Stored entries
** BEGIN **

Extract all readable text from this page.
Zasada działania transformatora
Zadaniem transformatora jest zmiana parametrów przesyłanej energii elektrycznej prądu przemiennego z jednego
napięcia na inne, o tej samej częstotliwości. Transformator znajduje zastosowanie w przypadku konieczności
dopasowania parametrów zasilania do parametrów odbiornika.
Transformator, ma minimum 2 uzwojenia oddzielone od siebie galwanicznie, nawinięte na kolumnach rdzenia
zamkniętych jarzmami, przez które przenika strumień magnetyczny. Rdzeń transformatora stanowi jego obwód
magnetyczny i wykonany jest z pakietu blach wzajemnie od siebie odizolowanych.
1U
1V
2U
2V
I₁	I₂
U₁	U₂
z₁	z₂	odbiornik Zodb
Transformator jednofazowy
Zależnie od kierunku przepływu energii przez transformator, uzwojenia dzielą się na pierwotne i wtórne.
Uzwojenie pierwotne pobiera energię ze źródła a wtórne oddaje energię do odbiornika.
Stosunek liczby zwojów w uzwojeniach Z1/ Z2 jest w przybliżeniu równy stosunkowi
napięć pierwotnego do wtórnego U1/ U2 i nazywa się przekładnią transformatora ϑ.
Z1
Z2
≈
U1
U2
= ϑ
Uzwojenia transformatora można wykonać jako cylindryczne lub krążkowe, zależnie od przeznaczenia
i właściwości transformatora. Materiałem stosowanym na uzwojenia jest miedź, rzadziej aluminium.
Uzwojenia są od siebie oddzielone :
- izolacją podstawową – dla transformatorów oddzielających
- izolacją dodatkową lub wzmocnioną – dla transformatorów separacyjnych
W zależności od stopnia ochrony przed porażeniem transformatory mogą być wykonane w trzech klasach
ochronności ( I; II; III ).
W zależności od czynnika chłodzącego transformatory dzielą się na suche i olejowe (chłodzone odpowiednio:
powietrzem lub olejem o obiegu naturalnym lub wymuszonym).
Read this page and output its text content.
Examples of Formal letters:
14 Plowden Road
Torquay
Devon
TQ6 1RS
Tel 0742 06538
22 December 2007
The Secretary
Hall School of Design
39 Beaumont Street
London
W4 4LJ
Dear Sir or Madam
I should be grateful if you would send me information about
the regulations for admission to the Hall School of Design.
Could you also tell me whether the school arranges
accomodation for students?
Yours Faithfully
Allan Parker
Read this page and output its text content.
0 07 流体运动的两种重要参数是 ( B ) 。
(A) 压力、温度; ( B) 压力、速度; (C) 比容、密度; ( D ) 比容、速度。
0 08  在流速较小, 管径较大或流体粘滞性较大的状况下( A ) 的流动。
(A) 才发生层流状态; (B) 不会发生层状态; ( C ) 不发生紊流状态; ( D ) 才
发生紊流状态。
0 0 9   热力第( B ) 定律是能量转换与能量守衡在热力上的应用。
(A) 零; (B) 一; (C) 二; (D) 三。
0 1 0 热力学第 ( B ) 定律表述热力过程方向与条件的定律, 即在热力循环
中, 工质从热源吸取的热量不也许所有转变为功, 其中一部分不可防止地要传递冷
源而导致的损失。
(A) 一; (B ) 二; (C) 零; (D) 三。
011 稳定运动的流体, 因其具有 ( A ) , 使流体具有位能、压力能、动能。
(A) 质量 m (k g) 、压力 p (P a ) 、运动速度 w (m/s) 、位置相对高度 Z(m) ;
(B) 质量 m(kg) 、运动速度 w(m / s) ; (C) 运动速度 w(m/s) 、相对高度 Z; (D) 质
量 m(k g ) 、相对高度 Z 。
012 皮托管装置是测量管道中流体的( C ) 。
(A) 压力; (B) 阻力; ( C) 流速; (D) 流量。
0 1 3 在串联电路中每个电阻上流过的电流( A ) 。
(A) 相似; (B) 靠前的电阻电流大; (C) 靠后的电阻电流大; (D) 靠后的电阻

** END **

_TASK STATEMENT_
Your task is to quote the listing above word for word.

_WRITTEN RESPONSE_
Extract all readable text from this page.
Zasada działania transformatora
Zadaniem transformatora jest zmiana parametrów przesyłanej energii elektrycznej prądu przemiennego z jednego
napięcia na inne, o tej samej częstotliwości. Transformator znajduje zastosowanie w przypadku konieczności
dopasowania parametrów zasilania do parametrów odbiornika.
Transformator, ma minimum 2 uzwojenia oddzielone od siebie galwanicznie, nawinięte na kolumnach rdzenia
zamkniętych jarzmami, przez które przenika strumień magnetyczny. Rdzeń transformatora stanowi jego obwód
magnetyczny i wykonany jest z pakietu blach wzajemnie od siebie odizolowanych.
1U
1V
2U
2V
I₁	I₂
U₁	U₂
z₁	z₂	odbiornik Zodb
Transformator jednofazowy
Zależnie od kierunku przepływu energii przez transformator, uzwojenia dzielą się na pierwotne i wtórne.
Uzwojenie pierwotne pobiera energię ze źródła a wtórne oddaje energię do odbiornika.
Stosunek liczby zwojów w uzwojeniach Z1/ Z2 jest w przybliżeniu równy stosunkowi
napięć pierwotnego do wtórnego U1/ U2 i nazywa się przekładnią transformatora ϑ.
Z1
Z2
≈
U1
U2
= ϑ
Uzwojenia transformatora można wykonać jako cylindryczne lub krążkowe, zależnie od przeznaczenia
i właściwości transformatora. Materiałem stosowanym na uzwojenia jest miedź, rzadziej aluminium.
Uzwojenia są od siebie oddzielone :
- izolacją podstawową – dla transformatorów oddzielających
- izolacją dodatkową lub wzmocnioną – dla transformatorów separacyjnych
W zależności od stopnia ochrony przed porażeniem transformatory mogą być wykonane w trzech klasach
ochronności ( I; II; III ).
W zależności od czynnika chłodzącego transformatory dzielą się na suche i olejowe (chłodzone odpowiednio:
powietrzem lub olejem o obiegu naturalnym lub wymuszonym).
Read this page and output its text content.
Examples of Formal letters:
14 Plowden Road
Torquay
Devon
TQ6 1RS
Tel 0742 06538
22 December 2007
The Secretary
Hall School of Design
39 Beaumont Street
London
W4 4LJ
Dear Sir or Madam
I should be grateful if you would send me information about
the regulations for admission to the Hall School of Design.
Could you also tell me whether the school arranges
accomodation for students?
Yours Faithfully
Allan Parker
Read this page and output its text content.
0 07 流体运动的两种重要参数是 ( B ) 。
(A) 压力、温度; ( B) 压力、速度; (C) 比容、密度; ( D ) 比容、速度。
0 08  在流速较小, 管径较大或流体粘滞性较大的状况下( A ) 的流动。
(A) 才发生层流状态; (B) 不会发生层状态; ( C ) 不发生紊流状态; ( D ) 才
发生紊流状态。
0 0 9   热力第( B ) 定律是能量转换与能量守衡在热力上的应用。
(A) 零; (B) 一; (C) 二; (D) 三。
0 1 0 热力学第 ( B ) 定律表述热力过程方向与条件的定律, 即在热力循环
中, 工质从热源吸取的热量不也许所有转变为功, 其中一部分不可防止地要传递冷
源而导致的损失。
(A) 一; (B ) 二; (C) 零; (D) 三。
011 稳定运动的流体, 因其具有 ( A ) , 使流体具有位能、压力能、动能。
(A) 质量 m (k g) 、压力 p (P a ) 、运动速度 w (m/s) 、位置相对高度 Z(m) ;
(B) 质量 m(kg) 、运动速度 w(m / s) ; (C) 运动速度 w(m/s) 、相对高度 Z; (D) 质
量 m(k g ) 、相对高度 Z 。
012 皮托管装置是测量管道中流体的( C ) 。
(A) 压力; (B) 阻力; ( C) 流速; (D) 流量。
0 1 3 在串联电路中每个电阻上流过的电流( A ) 。
(A) 相似; (B) 靠前的电阻电流大; (C) 靠后的电阻电流大; (D) 靠后的电阻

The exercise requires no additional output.